THE INPUT:
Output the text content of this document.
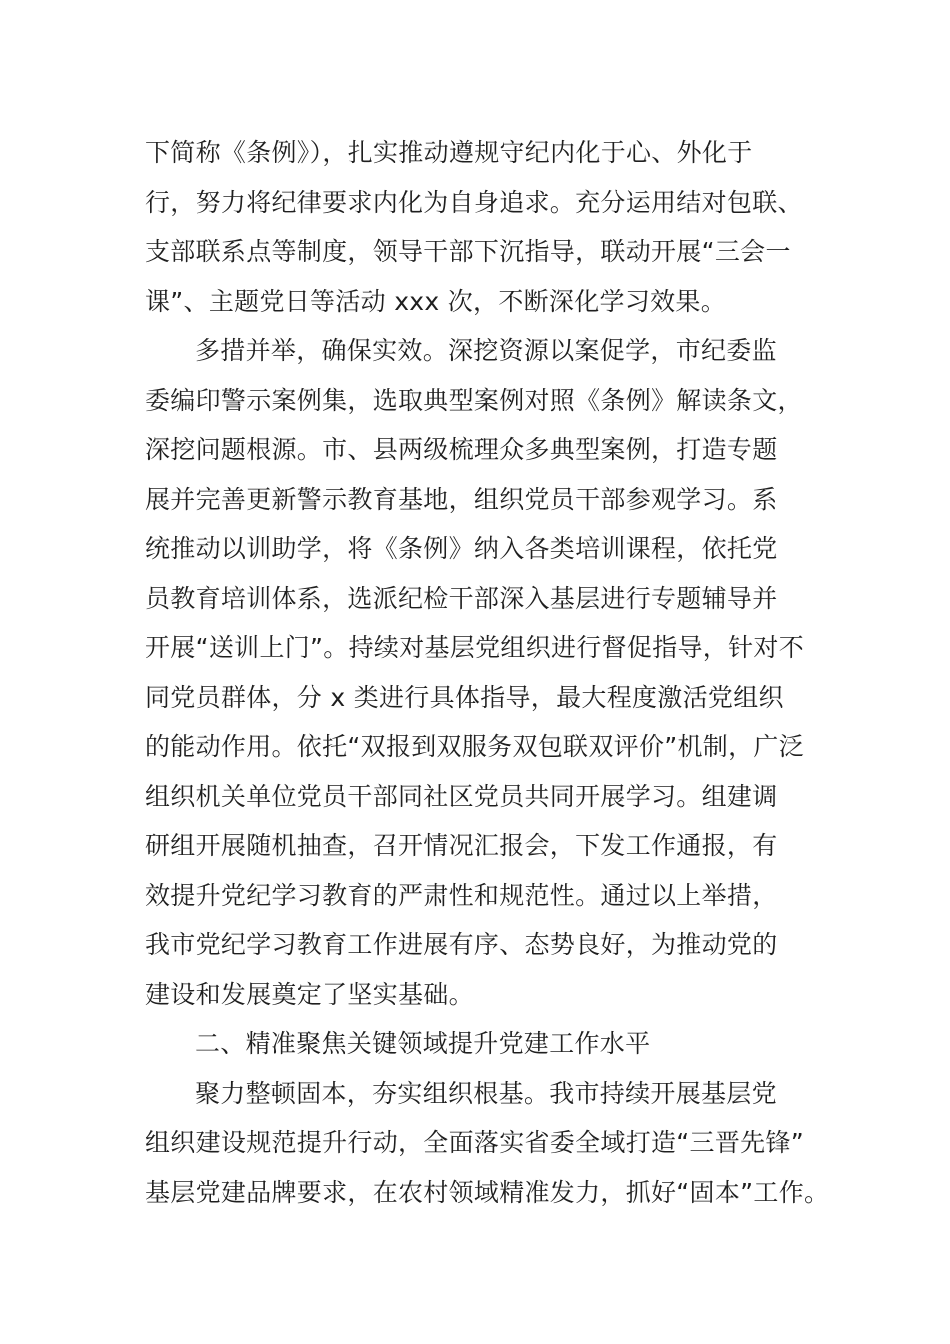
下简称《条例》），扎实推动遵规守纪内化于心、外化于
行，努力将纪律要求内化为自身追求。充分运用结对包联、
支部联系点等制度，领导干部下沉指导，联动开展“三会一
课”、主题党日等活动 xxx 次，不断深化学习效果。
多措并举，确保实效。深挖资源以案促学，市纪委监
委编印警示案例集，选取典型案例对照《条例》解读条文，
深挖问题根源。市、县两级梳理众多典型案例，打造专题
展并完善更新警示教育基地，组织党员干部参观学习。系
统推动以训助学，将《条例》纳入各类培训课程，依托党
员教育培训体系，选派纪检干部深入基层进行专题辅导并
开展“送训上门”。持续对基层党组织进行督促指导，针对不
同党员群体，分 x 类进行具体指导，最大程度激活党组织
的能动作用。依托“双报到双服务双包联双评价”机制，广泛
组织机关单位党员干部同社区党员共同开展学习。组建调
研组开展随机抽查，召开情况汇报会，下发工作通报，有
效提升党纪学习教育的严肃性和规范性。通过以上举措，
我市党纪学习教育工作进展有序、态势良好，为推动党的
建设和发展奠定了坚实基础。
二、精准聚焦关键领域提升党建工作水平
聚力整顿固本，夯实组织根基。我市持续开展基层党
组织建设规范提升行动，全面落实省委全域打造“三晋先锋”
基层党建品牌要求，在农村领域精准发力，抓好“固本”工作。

EXERCISE BRIEF: In your copy, leave out the pictures and reproduce the material above exactly.

SOLUTION BELOW:
Output the text content of this document.
下简称《条例》），扎实推动遵规守纪内化于心、外化于
行，努力将纪律要求内化为自身追求。充分运用结对包联、
支部联系点等制度，领导干部下沉指导，联动开展“三会一
课”、主题党日等活动 xxx 次，不断深化学习效果。
多措并举，确保实效。深挖资源以案促学，市纪委监
委编印警示案例集，选取典型案例对照《条例》解读条文，
深挖问题根源。市、县两级梳理众多典型案例，打造专题
展并完善更新警示教育基地，组织党员干部参观学习。系
统推动以训助学，将《条例》纳入各类培训课程，依托党
员教育培训体系，选派纪检干部深入基层进行专题辅导并
开展“送训上门”。持续对基层党组织进行督促指导，针对不
同党员群体，分 x 类进行具体指导，最大程度激活党组织
的能动作用。依托“双报到双服务双包联双评价”机制，广泛
组织机关单位党员干部同社区党员共同开展学习。组建调
研组开展随机抽查，召开情况汇报会，下发工作通报，有
效提升党纪学习教育的严肃性和规范性。通过以上举措，
我市党纪学习教育工作进展有序、态势良好，为推动党的
建设和发展奠定了坚实基础。
二、精准聚焦关键领域提升党建工作水平
聚力整顿固本，夯实组织根基。我市持续开展基层党
组织建设规范提升行动，全面落实省委全域打造“三晋先锋”
基层党建品牌要求，在农村领域精准发力，抓好“固本”工作。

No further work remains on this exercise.